▶ _THE TASK_
Would you put every line from the start of the entries through the line containing "x-tick-label: 30: [1746, 1662, 1768, 1684]" into a JSON list of strings, one string per line, leaving out blank lines?

Records of where elements appear:
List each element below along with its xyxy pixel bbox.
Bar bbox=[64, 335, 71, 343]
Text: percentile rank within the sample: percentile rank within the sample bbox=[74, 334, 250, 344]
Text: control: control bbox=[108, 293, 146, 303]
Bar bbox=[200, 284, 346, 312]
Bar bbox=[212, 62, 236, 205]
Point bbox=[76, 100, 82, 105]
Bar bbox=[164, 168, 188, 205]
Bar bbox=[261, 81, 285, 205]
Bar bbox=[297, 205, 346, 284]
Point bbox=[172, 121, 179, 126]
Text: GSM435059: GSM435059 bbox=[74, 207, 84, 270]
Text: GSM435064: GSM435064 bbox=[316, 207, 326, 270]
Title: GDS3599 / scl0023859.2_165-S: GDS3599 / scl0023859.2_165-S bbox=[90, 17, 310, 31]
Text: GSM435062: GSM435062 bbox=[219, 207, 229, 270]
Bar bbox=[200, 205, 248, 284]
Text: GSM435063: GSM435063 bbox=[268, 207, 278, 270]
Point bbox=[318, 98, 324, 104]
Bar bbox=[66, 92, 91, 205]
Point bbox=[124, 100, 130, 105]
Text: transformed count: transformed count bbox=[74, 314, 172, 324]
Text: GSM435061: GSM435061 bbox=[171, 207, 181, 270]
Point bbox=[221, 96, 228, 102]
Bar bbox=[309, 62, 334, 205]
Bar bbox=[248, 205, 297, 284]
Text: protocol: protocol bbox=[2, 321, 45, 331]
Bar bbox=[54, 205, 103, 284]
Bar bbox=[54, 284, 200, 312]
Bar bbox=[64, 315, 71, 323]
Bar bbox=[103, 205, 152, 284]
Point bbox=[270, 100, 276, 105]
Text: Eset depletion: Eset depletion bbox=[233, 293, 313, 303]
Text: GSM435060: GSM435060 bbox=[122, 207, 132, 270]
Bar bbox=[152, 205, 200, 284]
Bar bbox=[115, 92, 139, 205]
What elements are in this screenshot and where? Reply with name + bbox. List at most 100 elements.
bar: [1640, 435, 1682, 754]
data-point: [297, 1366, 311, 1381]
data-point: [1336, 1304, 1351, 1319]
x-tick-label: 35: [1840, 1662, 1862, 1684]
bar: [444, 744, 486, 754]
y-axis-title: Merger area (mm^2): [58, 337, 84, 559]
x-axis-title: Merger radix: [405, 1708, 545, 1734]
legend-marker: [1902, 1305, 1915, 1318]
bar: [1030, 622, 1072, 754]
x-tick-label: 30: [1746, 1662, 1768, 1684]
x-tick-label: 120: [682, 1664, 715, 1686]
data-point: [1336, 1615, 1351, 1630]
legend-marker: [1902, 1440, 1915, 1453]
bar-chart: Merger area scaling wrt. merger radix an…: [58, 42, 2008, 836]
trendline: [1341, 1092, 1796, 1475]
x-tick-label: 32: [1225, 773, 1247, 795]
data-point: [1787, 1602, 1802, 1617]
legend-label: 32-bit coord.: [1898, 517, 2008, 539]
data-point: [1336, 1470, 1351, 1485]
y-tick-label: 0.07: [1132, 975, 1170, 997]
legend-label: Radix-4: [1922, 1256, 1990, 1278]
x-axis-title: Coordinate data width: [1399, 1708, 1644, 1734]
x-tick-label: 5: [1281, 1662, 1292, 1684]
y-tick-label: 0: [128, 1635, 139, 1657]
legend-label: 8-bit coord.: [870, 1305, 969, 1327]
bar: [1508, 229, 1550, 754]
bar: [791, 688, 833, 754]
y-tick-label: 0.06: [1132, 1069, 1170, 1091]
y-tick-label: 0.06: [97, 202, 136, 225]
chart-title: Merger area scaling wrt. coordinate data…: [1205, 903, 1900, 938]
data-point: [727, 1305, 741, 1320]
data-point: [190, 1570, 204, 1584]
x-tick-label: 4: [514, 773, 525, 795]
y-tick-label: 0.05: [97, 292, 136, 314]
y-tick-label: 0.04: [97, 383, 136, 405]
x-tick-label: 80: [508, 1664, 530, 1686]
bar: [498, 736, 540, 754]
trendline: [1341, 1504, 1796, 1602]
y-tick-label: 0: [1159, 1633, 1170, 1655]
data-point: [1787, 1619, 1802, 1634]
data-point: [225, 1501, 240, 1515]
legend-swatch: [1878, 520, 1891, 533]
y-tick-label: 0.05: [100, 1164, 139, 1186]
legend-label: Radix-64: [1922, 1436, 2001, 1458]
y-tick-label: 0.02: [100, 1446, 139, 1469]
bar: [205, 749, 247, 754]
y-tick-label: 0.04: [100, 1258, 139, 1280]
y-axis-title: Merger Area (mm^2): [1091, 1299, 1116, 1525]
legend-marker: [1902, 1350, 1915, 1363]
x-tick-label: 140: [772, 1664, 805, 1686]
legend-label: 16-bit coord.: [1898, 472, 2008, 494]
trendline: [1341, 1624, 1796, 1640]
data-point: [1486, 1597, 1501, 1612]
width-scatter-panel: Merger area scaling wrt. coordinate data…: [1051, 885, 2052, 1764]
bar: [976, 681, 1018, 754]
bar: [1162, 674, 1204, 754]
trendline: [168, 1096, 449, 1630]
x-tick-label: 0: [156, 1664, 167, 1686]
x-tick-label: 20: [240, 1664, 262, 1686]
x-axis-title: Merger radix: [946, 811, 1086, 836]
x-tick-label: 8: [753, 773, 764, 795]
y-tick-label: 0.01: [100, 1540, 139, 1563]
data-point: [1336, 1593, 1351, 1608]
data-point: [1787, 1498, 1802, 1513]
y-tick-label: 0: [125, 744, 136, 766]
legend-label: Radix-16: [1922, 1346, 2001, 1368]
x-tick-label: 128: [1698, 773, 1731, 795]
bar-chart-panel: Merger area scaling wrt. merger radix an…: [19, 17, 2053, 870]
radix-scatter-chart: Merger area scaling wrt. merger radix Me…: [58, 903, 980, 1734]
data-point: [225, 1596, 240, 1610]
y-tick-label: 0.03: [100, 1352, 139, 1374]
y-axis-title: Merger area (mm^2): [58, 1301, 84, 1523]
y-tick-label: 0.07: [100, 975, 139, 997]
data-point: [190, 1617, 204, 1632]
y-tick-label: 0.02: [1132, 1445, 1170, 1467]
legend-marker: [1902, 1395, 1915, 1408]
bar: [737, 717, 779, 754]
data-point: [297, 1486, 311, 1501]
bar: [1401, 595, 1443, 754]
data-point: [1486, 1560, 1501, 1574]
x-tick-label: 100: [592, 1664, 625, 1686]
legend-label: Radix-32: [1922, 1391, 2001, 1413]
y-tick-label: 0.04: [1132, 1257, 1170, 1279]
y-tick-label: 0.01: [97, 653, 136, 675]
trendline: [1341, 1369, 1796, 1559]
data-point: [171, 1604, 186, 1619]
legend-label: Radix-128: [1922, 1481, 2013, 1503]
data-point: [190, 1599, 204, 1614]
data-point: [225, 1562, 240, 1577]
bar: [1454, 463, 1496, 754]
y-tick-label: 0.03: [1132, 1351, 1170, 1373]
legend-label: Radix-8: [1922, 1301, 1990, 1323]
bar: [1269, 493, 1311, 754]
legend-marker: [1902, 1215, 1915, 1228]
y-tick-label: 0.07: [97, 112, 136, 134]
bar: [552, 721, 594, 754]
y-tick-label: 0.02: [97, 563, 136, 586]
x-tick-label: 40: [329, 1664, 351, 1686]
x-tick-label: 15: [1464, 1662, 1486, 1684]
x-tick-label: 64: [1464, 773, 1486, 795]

▶ _EXERCISE RESPONSE_
[
  "List each element below along with its xyxy pixel bbox.",
  "Bar bbox=[64, 335, 71, 343]",
  "Text: percentile rank within the sample: percentile rank within the sample bbox=[74, 334, 250, 344]",
  "Text: control: control bbox=[108, 293, 146, 303]",
  "Bar bbox=[200, 284, 346, 312]",
  "Bar bbox=[212, 62, 236, 205]",
  "Point bbox=[76, 100, 82, 105]",
  "Bar bbox=[164, 168, 188, 205]",
  "Bar bbox=[261, 81, 285, 205]",
  "Bar bbox=[297, 205, 346, 284]",
  "Point bbox=[172, 121, 179, 126]",
  "Text: GSM435059: GSM435059 bbox=[74, 207, 84, 270]",
  "Text: GSM435064: GSM435064 bbox=[316, 207, 326, 270]",
  "Title: GDS3599 / scl0023859.2_165-S: GDS3599 / scl0023859.2_165-S bbox=[90, 17, 310, 31]",
  "Text: GSM435062: GSM435062 bbox=[219, 207, 229, 270]",
  "Bar bbox=[200, 205, 248, 284]",
  "Text: GSM435063: GSM435063 bbox=[268, 207, 278, 270]",
  "Point bbox=[318, 98, 324, 104]",
  "Bar bbox=[66, 92, 91, 205]",
  "Point bbox=[124, 100, 130, 105]",
  "Text: transformed count: transformed count bbox=[74, 314, 172, 324]",
  "Text: GSM435061: GSM435061 bbox=[171, 207, 181, 270]",
  "Point bbox=[221, 96, 228, 102]",
  "Bar bbox=[309, 62, 334, 205]",
  "Bar bbox=[248, 205, 297, 284]",
  "Text: protocol: protocol bbox=[2, 321, 45, 331]",
  "Bar bbox=[54, 205, 103, 284]",
  "Bar bbox=[54, 284, 200, 312]",
  "Bar bbox=[64, 315, 71, 323]",
  "Bar bbox=[103, 205, 152, 284]",
  "Point bbox=[270, 100, 276, 105]",
  "Text: Eset depletion: Eset depletion bbox=[233, 293, 313, 303]",
  "Text: GSM435060: GSM435060 bbox=[122, 207, 132, 270]",
  "Bar bbox=[152, 205, 200, 284]",
  "Bar bbox=[115, 92, 139, 205]",
  "What elements are in this screenshot and where? Reply with name + bbox. List at most 100 elements.",
  "bar: [1640, 435, 1682, 754]",
  "data-point: [297, 1366, 311, 1381]",
  "data-point: [1336, 1304, 1351, 1319]",
  "x-tick-label: 35: [1840, 1662, 1862, 1684]",
  "bar: [444, 744, 486, 754]",
  "y-axis-title: Merger area (mm^2): [58, 337, 84, 559]",
  "x-axis-title: Merger radix: [405, 1708, 545, 1734]",
  "legend-marker: [1902, 1305, 1915, 1318]",
  "bar: [1030, 622, 1072, 754]",
  "x-tick-label: 30: [1746, 1662, 1768, 1684]"
]